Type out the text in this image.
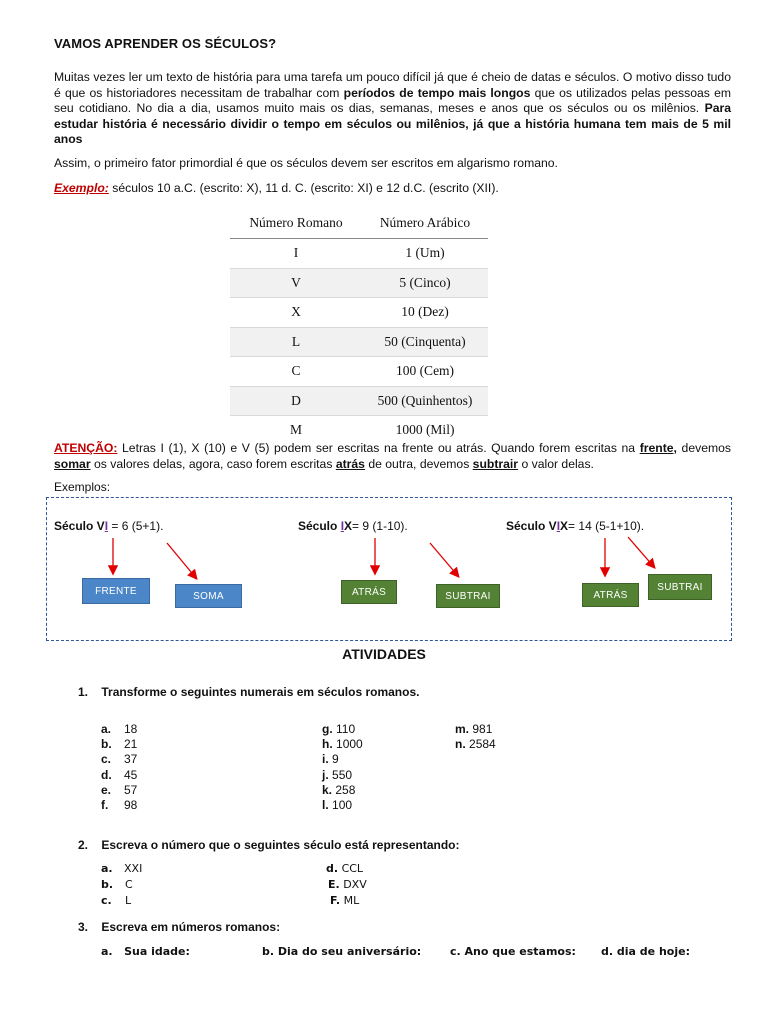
VAMOS APRENDER OS SÉCULOS?
Muitas vezes ler um texto de história para uma tarefa um pouco difícil já que é cheio de datas e séculos. O motivo disso tudo é que os historiadores necessitam de trabalhar com períodos de tempo mais longos que os utilizados pelas pessoas em seu cotidiano. No dia a dia, usamos muito mais os dias, semanas, meses e anos que os séculos ou os milênios. Para estudar história é necessário dividir o tempo em séculos ou milênios, já que a história humana tem mais de 5 mil anos
Assim, o primeiro fator primordial é que os séculos devem ser escritos em algarismo romano.
Exemplo: séculos 10 a.C. (escrito: X), 11 d. C. (escrito: XI) e 12 d.C. (escrito (XII).
Número Romano	Número Arábico
I	1 (Um)
V	5 (Cinco)
X	10 (Dez)
L	50 (Cinquenta)
C	100 (Cem)
D	500 (Quinhentos)
M	1000 (Mil)
ATENÇÃO: Letras I (1), X (10) e V (5) podem ser escritas na frente ou atrás. Quando forem escritas na frente, devemos somar os valores delas, agora, caso forem escritas atrás de outra, devemos subtrair o valor delas.
Exemplos:
Século VI = 6 (5+1).	Século IX= 9 (1-10).	Século VIX= 14 (5-1+10).
FRENTE	SOMA	ATRÁS	SUBTRAI	ATRÁS
SUBTRAI
ATIVIDADES
1. Transforme o seguintes numerais em séculos romanos.
a. 18
b. 21
c. 37
d. 45
e. 57
f. 98
g. 110
h. 1000
i. 9
j. 550
k. 258
l. 100
m. 981
n. 2584
2. Escreva o número que o seguintes século está representando:
a. XXI
b. C
c. L
d. CCL
E. DXV
F. ML
3. Escreva em números romanos:
a.   Sua idade:	b. Dia do seu aniversário:	c. Ano que estamos: d. dia de hoje:
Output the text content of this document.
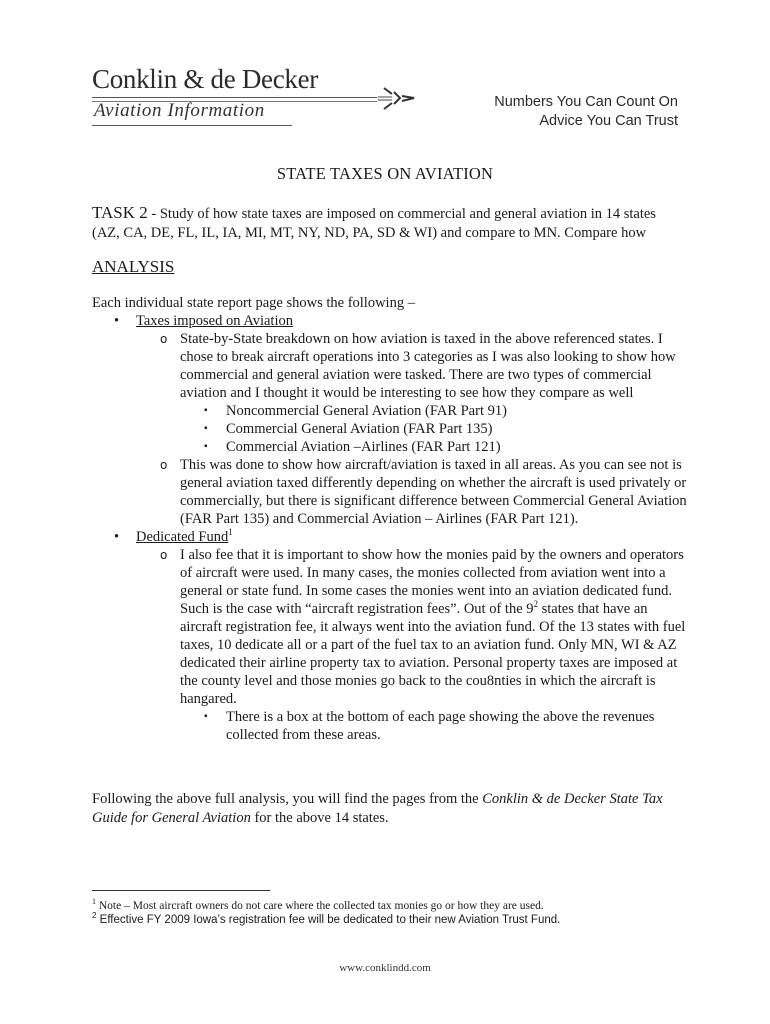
Conklin & de Decker
Aviation Information	Numbers You Can Count On
Advice You Can Trust
STATE TAXES ON AVIATION
TASK 2 - Study of how state taxes are imposed on commercial and general aviation in 14 states (AZ, CA, DE, FL, IL, IA, MI, MT, NY, ND, PA, SD & WI) and compare to MN. Compare how
ANALYSIS

Each individual state report page shows the following –

• Taxes imposed on Aviation
o State-by-State breakdown on how aviation is taxed in the above referenced states. I chose to break aircraft operations into 3 categories as I was also looking to show how commercial and general aviation were tasked. There are two types of commercial aviation and I thought it would be interesting to see how they compare as well
▪ Noncommercial General Aviation (FAR Part 91)
▪ Commercial General Aviation (FAR Part 135)
▪ Commercial Aviation –Airlines (FAR Part 121)
o This was done to show how aircraft/aviation is taxed in all areas. As you can see not is general aviation taxed differently depending on whether the aircraft is used privately or commercially, but there is significant difference between Commercial General Aviation (FAR Part 135) and Commercial Aviation – Airlines (FAR Part 121).
• Dedicated Fund$^1$
o I also fee that it is important to show how the monies paid by the owners and operators of aircraft were used. In many cases, the monies collected from aviation went into a general or state fund. In some cases the monies went into an aviation dedicated fund. Such is the case with “aircraft registration fees”. Out of the $9^2$ states that have an aircraft registration fee, it always went into the aviation fund. Of the 13 states with fuel taxes, 10 dedicate all or a part of the fuel tax to an aviation fund. Only MN, WI & AZ dedicated their airline property tax to aviation. Personal property taxes are imposed at the county level and those monies go back to the cou8nties in which the aircraft is hangared.
▪ There is a box at the bottom of each page showing the above the revenues collected from these areas.
Following the above full analysis, you will find the pages from the Conklin & de Decker State Tax Guide for General Aviation for the above 14 states.
$^1$ Note – Most aircraft owners do not care where the collected tax monies go or how they are used.
$^2$ Effective FY 2009 Iowa’s registration fee will be dedicated to their new Aviation Trust Fund.
www.conklindd.com
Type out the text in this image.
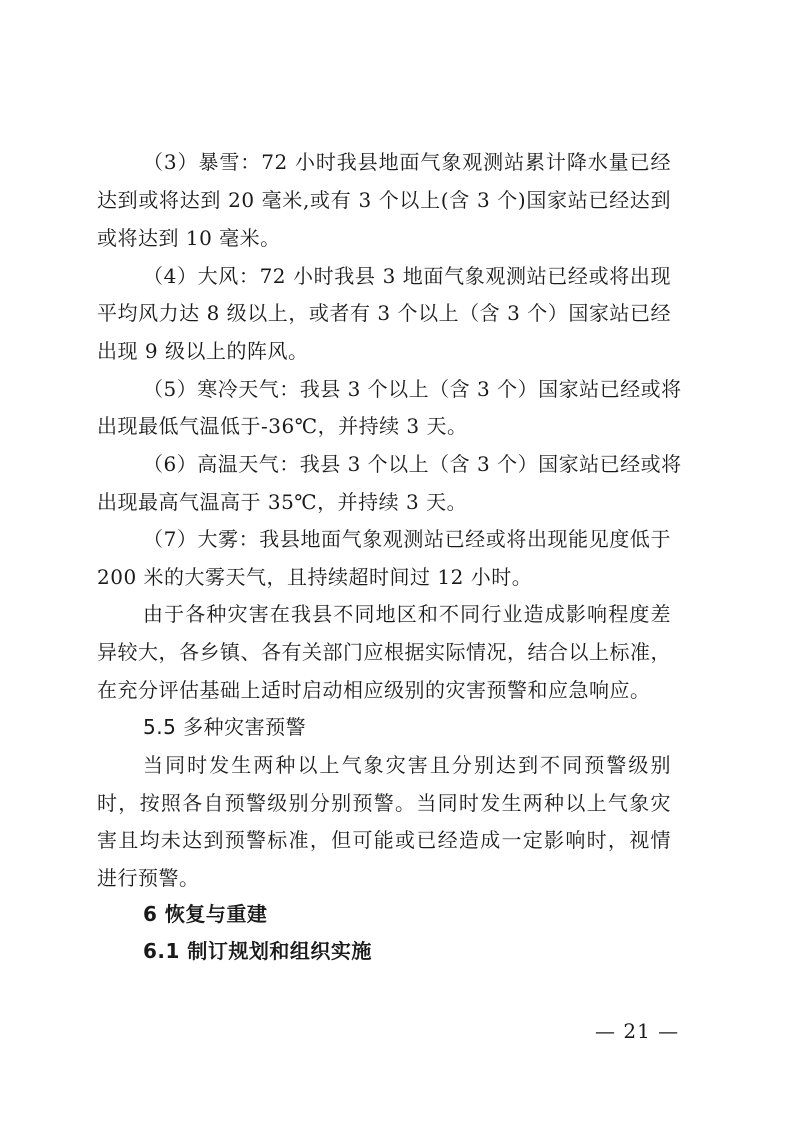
（3）暴雪：72 小时我县地面气象观测站累计降水量已经
达到或将达到 20 毫米,或有 3 个以上(含 3 个)国家站已经达到
或将达到 10 毫米。
（4）大风：72 小时我县 3 地面气象观测站已经或将出现
平均风力达 8 级以上，或者有 3 个以上（含 3 个）国家站已经
出现 9 级以上的阵风。
（5）寒冷天气：我县 3 个以上（含 3 个）国家站已经或将
出现最低气温低于-36℃，并持续 3 天。
（6）高温天气：我县 3 个以上（含 3 个）国家站已经或将
出现最高气温高于 35℃，并持续 3 天。
（7）大雾：我县地面气象观测站已经或将出现能见度低于
200 米的大雾天气，且持续超时间过 12 小时。
由于各种灾害在我县不同地区和不同行业造成影响程度差
异较大，各乡镇、各有关部门应根据实际情况，结合以上标准，
在充分评估基础上适时启动相应级别的灾害预警和应急响应。
5.5 多种灾害预警
当同时发生两种以上气象灾害且分别达到不同预警级别
时，按照各自预警级别分别预警。当同时发生两种以上气象灾
害且均未达到预警标准，但可能或已经造成一定影响时，视情
进行预警。
6 恢复与重建
6.1 制订规划和组织实施
— 21 —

────────

## Objective:
Pick out every line holding the string "states" and return it.

## The output:
TASK 2 - Study of how state taxes are imposed on commercial and general aviation in 14 states (AZ, CA, DE, FL, IL, IA, MI, MT, NY, ND, PA, SD & WI) and compare to MN. Compare how
o State-by-State breakdown on how aviation is taxed in the above referenced states. I chose to break aircraft operations into 3 categories as I was also looking to show how commercial and general aviation were tasked. There are two types of commercial aviation and I thought it would be interesting to see how they compare as well
o I also fee that it is important to show how the monies paid by the owners and operators of aircraft were used. In many cases, the monies collected from aviation went into a general or state fund. In some cases the monies went into an aviation dedicated fund. Such is the case with “aircraft registration fees”. Out of the $9^2$ states that have an aircraft registration fee, it always went into the aviation fund. Of the 13 states with fuel taxes, 10 dedicate all or a part of the fuel tax to an aviation fund. Only MN, WI & AZ dedicated their airline property tax to aviation. Personal property taxes are imposed at the county level and those monies go back to the cou8nties in which the aircraft is hangared.
Following the above full analysis, you will find the pages from the Conklin & de Decker State Tax Guide for General Aviation for the above 14 states.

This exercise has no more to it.